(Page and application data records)
:::::
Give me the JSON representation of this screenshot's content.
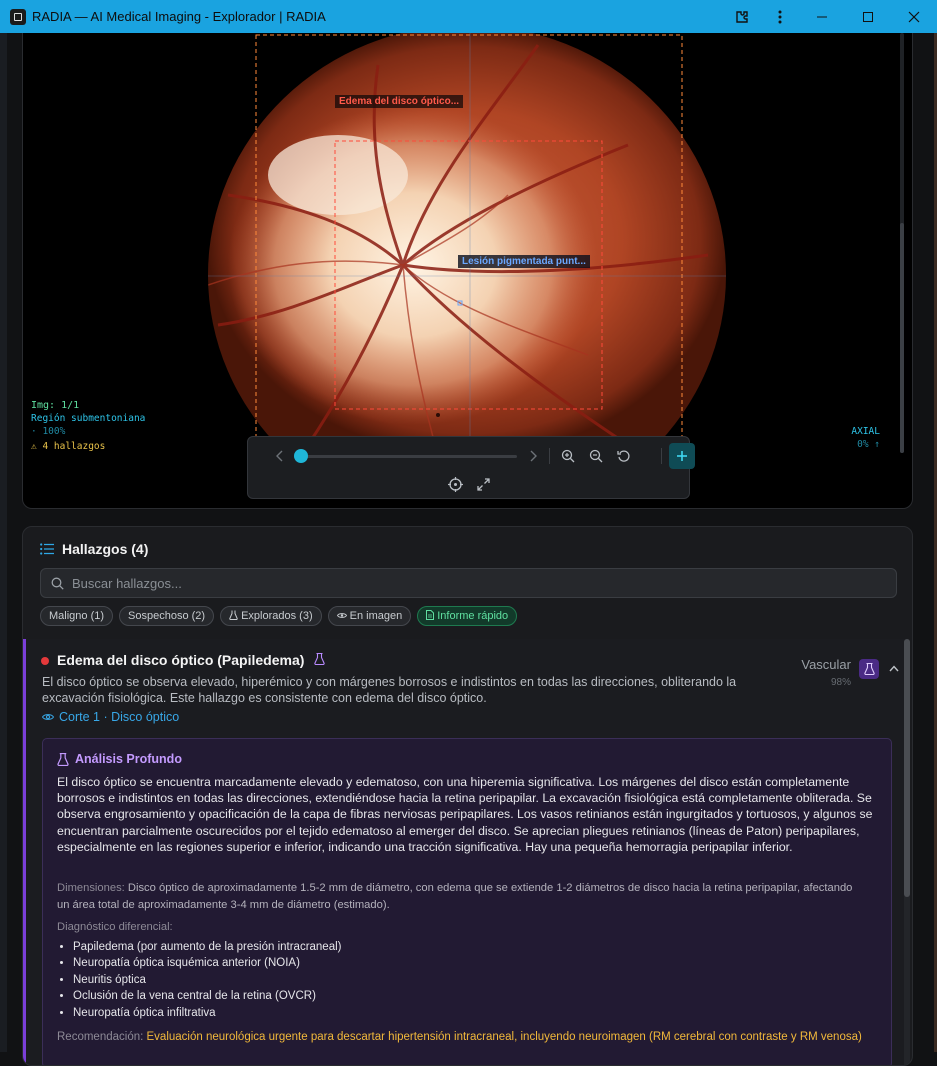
{
  "window": {
    "title": "RADIA — AI Medical Imaging - Explorador | RADIA",
    "controls": [
      "extensions-icon",
      "more-icon",
      "minimize-icon",
      "maximize-icon",
      "close-icon"
    ]
  },
  "viewer": {
    "roi_labels": [
      {
        "text": "Edema del disco óptico...",
        "color": "#ff5a4a"
      },
      {
        "text": "Lesión pigmentada punt...",
        "color": "#6aa8ff"
      }
    ],
    "info": {
      "image_index": "Img: 1/1",
      "region": "Región submentoniana",
      "zoom": "· 100%",
      "findings_count": "⚠ 4 hallazgos"
    },
    "axial": {
      "label": "AXIAL",
      "sub": "0% ↑"
    },
    "slider_position": 0,
    "toolbar_icons": [
      "chevron-left-icon",
      "chevron-right-icon",
      "zoom-in-icon",
      "zoom-out-icon",
      "rotate-icon",
      "add-icon",
      "crosshair-icon",
      "fullscreen-icon"
    ]
  },
  "findings": {
    "header_title": "Hallazgos (4)",
    "search_placeholder": "Buscar hallazgos...",
    "filters": [
      {
        "label": "Maligno (1)",
        "icon": ""
      },
      {
        "label": "Sospechoso (2)",
        "icon": ""
      },
      {
        "label": "Explorados (3)",
        "icon": "flask-icon"
      },
      {
        "label": "En imagen",
        "icon": "eye-icon"
      },
      {
        "label": "Informe rápido",
        "icon": "document-icon",
        "active": true
      }
    ],
    "items": [
      {
        "title": "Edema del disco óptico (Papiledema)",
        "category": "Vascular",
        "confidence": "98%",
        "severity_color": "#e5393b",
        "description": "El disco óptico se observa elevado, hiperémico y con márgenes borrosos e indistintos en todas las direcciones, obliterando la excavación fisiológica. Este hallazgo es consistente con edema del disco óptico.",
        "slice_ref": "Corte 1 · Disco óptico",
        "deep_analysis": {
          "title": "Análisis Profundo",
          "body": "El disco óptico se encuentra marcadamente elevado y edematoso, con una hiperemia significativa. Los márgenes del disco están completamente borrosos e indistintos en todas las direcciones, extendiéndose hacia la retina peripapilar. La excavación fisiológica está completamente obliterada. Se observa engrosamiento y opacificación de la capa de fibras nerviosas peripapilares. Los vasos retinianos están ingurgitados y tortuosos, y algunos se encuentran parcialmente oscurecidos por el tejido edematoso al emerger del disco. Se aprecian pliegues retinianos (líneas de Paton) peripapilares, especialmente en las regiones superior e inferior, indicando una tracción significativa. Hay una pequeña hemorragia peripapilar inferior.",
          "dimensions_label": "Dimensiones:",
          "dimensions": "Disco óptico de aproximadamente 1.5-2 mm de diámetro, con edema que se extiende 1-2 diámetros de disco hacia la retina peripapilar, afectando un área total de aproximadamente 3-4 mm de diámetro (estimado).",
          "differential_label": "Diagnóstico diferencial:",
          "differential": [
            "Papiledema (por aumento de la presión intracraneal)",
            "Neuropatía óptica isquémica anterior (NOIA)",
            "Neuritis óptica",
            "Oclusión de la vena central de la retina (OVCR)",
            "Neuropatía óptica infiltrativa"
          ],
          "recommendation_label": "Recomendación:",
          "recommendation": "Evaluación neurológica urgente para descartar hipertensión intracraneal, incluyendo neuroimagen (RM cerebral con contraste y RM venosa)"
        }
      }
    ]
  },
  "colors": {
    "titlebar": "#1aa3e0",
    "accent": "#1fb6d8",
    "deep_bg": "#221a33",
    "recommendation": "#f2b93b"
  }
}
:::::
• Goal of the exercise:
Would you copy each line above exactly as given, dropping any images?

• Response to the exercise:
Give me the JSON representation of this screenshot's content.
{
  "window": {
    "title": "RADIA — AI Medical Imaging - Explorador | RADIA",
    "controls": [
      "extensions-icon",
      "more-icon",
      "minimize-icon",
      "maximize-icon",
      "close-icon"
    ]
  },
  "viewer": {
    "roi_labels": [
      {
        "text": "Edema del disco óptico...",
        "color": "#ff5a4a"
      },
      {
        "text": "Lesión pigmentada punt...",
        "color": "#6aa8ff"
      }
    ],
    "info": {
      "image_index": "Img: 1/1",
      "region": "Región submentoniana",
      "zoom": "· 100%",
      "findings_count": "⚠ 4 hallazgos"
    },
    "axial": {
      "label": "AXIAL",
      "sub": "0% ↑"
    },
    "slider_position": 0,
    "toolbar_icons": [
      "chevron-left-icon",
      "chevron-right-icon",
      "zoom-in-icon",
      "zoom-out-icon",
      "rotate-icon",
      "add-icon",
      "crosshair-icon",
      "fullscreen-icon"
    ]
  },
  "findings": {
    "header_title": "Hallazgos (4)",
    "search_placeholder": "Buscar hallazgos...",
    "filters": [
      {
        "label": "Maligno (1)",
        "icon": ""
      },
      {
        "label": "Sospechoso (2)",
        "icon": ""
      },
      {
        "label": "Explorados (3)",
        "icon": "flask-icon"
      },
      {
        "label": "En imagen",
        "icon": "eye-icon"
      },
      {
        "label": "Informe rápido",
        "icon": "document-icon",
        "active": true
      }
    ],
    "items": [
      {
        "title": "Edema del disco óptico (Papiledema)",
        "category": "Vascular",
        "confidence": "98%",
        "severity_color": "#e5393b",
        "description": "El disco óptico se observa elevado, hiperémico y con márgenes borrosos e indistintos en todas las direcciones, obliterando la excavación fisiológica. Este hallazgo es consistente con edema del disco óptico.",
        "slice_ref": "Corte 1 · Disco óptico",
        "deep_analysis": {
          "title": "Análisis Profundo",
          "body": "El disco óptico se encuentra marcadamente elevado y edematoso, con una hiperemia significativa. Los márgenes del disco están completamente borrosos e indistintos en todas las direcciones, extendiéndose hacia la retina peripapilar. La excavación fisiológica está completamente obliterada. Se observa engrosamiento y opacificación de la capa de fibras nerviosas peripapilares. Los vasos retinianos están ingurgitados y tortuosos, y algunos se encuentran parcialmente oscurecidos por el tejido edematoso al emerger del disco. Se aprecian pliegues retinianos (líneas de Paton) peripapilares, especialmente en las regiones superior e inferior, indicando una tracción significativa. Hay una pequeña hemorragia peripapilar inferior.",
          "dimensions_label": "Dimensiones:",
          "dimensions": "Disco óptico de aproximadamente 1.5-2 mm de diámetro, con edema que se extiende 1-2 diámetros de disco hacia la retina peripapilar, afectando un área total de aproximadamente 3-4 mm de diámetro (estimado).",
          "differential_label": "Diagnóstico diferencial:",
          "differential": [
            "Papiledema (por aumento de la presión intracraneal)",
            "Neuropatía óptica isquémica anterior (NOIA)",
            "Neuritis óptica",
            "Oclusión de la vena central de la retina (OVCR)",
            "Neuropatía óptica infiltrativa"
          ],
          "recommendation_label": "Recomendación:",
          "recommendation": "Evaluación neurológica urgente para descartar hipertensión intracraneal, incluyendo neuroimagen (RM cerebral con contraste y RM venosa)"
        }
      }
    ]
  },
  "colors": {
    "titlebar": "#1aa3e0",
    "accent": "#1fb6d8",
    "deep_bg": "#221a33",
    "recommendation": "#f2b93b"
  }
}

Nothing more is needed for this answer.